| Stated goal |
Omit all pictures. Copy the rest of the material exactly.

| Data supplied |

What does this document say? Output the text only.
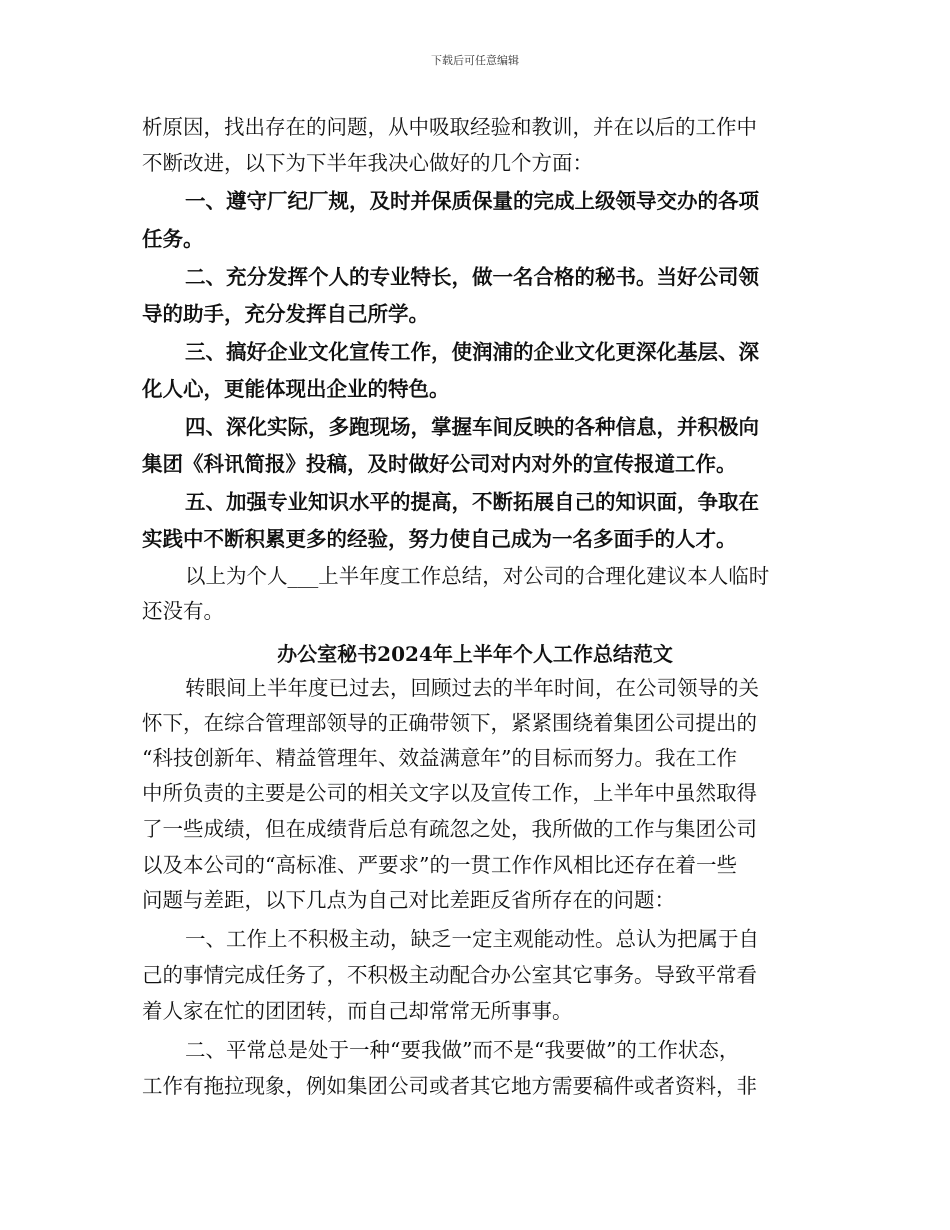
下载后可任意编辑
析原因，找出存在的问题，从中吸取经验和教训，并在以后的工作中
不断改进，以下为下半年我决心做好的几个方面：
一、遵守厂纪厂规，及时并保质保量的完成上级领导交办的各项
任务。
二、充分发挥个人的专业特长，做一名合格的秘书。当好公司领
导的助手，充分发挥自己所学。
三、搞好企业文化宣传工作，使润浦的企业文化更深化基层、深
化人心，更能体现出企业的特色。
四、深化实际，多跑现场，掌握车间反映的各种信息，并积极向
集团《科讯简报》投稿，及时做好公司对内对外的宣传报道工作。
五、加强专业知识水平的提高，不断拓展自己的知识面，争取在
实践中不断积累更多的经验，努力使自己成为一名多面手的人才。
以上为个人___上半年度工作总结，对公司的合理化建议本人临时
还没有。
办公室秘书2024年上半年个人工作总结范文
转眼间上半年度已过去，回顾过去的半年时间，在公司领导的关
怀下，在综合管理部领导的正确带领下，紧紧围绕着集团公司提出的
“科技创新年、精益管理年、效益满意年”的目标而努力。我在工作
中所负责的主要是公司的相关文字以及宣传工作，上半年中虽然取得
了一些成绩，但在成绩背后总有疏忽之处，我所做的工作与集团公司
以及本公司的“高标准、严要求”的一贯工作作风相比还存在着一些
问题与差距，以下几点为自己对比差距反省所存在的问题：
一、工作上不积极主动，缺乏一定主观能动性。总认为把属于自
己的事情完成任务了，不积极主动配合办公室其它事务。导致平常看
着人家在忙的团团转，而自己却常常无所事事。
二、平常总是处于一种“要我做”而不是“我要做”的工作状态，
工作有拖拉现象，例如集团公司或者其它地方需要稿件或者资料，非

| Result |
What does this document say? Output the text only.
下载后可任意编辑
析原因，找出存在的问题，从中吸取经验和教训，并在以后的工作中
不断改进，以下为下半年我决心做好的几个方面：
一、遵守厂纪厂规，及时并保质保量的完成上级领导交办的各项
任务。
二、充分发挥个人的专业特长，做一名合格的秘书。当好公司领
导的助手，充分发挥自己所学。
三、搞好企业文化宣传工作，使润浦的企业文化更深化基层、深
化人心，更能体现出企业的特色。
四、深化实际，多跑现场，掌握车间反映的各种信息，并积极向
集团《科讯简报》投稿，及时做好公司对内对外的宣传报道工作。
五、加强专业知识水平的提高，不断拓展自己的知识面，争取在
实践中不断积累更多的经验，努力使自己成为一名多面手的人才。
以上为个人___上半年度工作总结，对公司的合理化建议本人临时
还没有。
办公室秘书2024年上半年个人工作总结范文
转眼间上半年度已过去，回顾过去的半年时间，在公司领导的关
怀下，在综合管理部领导的正确带领下，紧紧围绕着集团公司提出的
“科技创新年、精益管理年、效益满意年”的目标而努力。我在工作
中所负责的主要是公司的相关文字以及宣传工作，上半年中虽然取得
了一些成绩，但在成绩背后总有疏忽之处，我所做的工作与集团公司
以及本公司的“高标准、严要求”的一贯工作作风相比还存在着一些
问题与差距，以下几点为自己对比差距反省所存在的问题：
一、工作上不积极主动，缺乏一定主观能动性。总认为把属于自
己的事情完成任务了，不积极主动配合办公室其它事务。导致平常看
着人家在忙的团团转，而自己却常常无所事事。
二、平常总是处于一种“要我做”而不是“我要做”的工作状态，
工作有拖拉现象，例如集团公司或者其它地方需要稿件或者资料，非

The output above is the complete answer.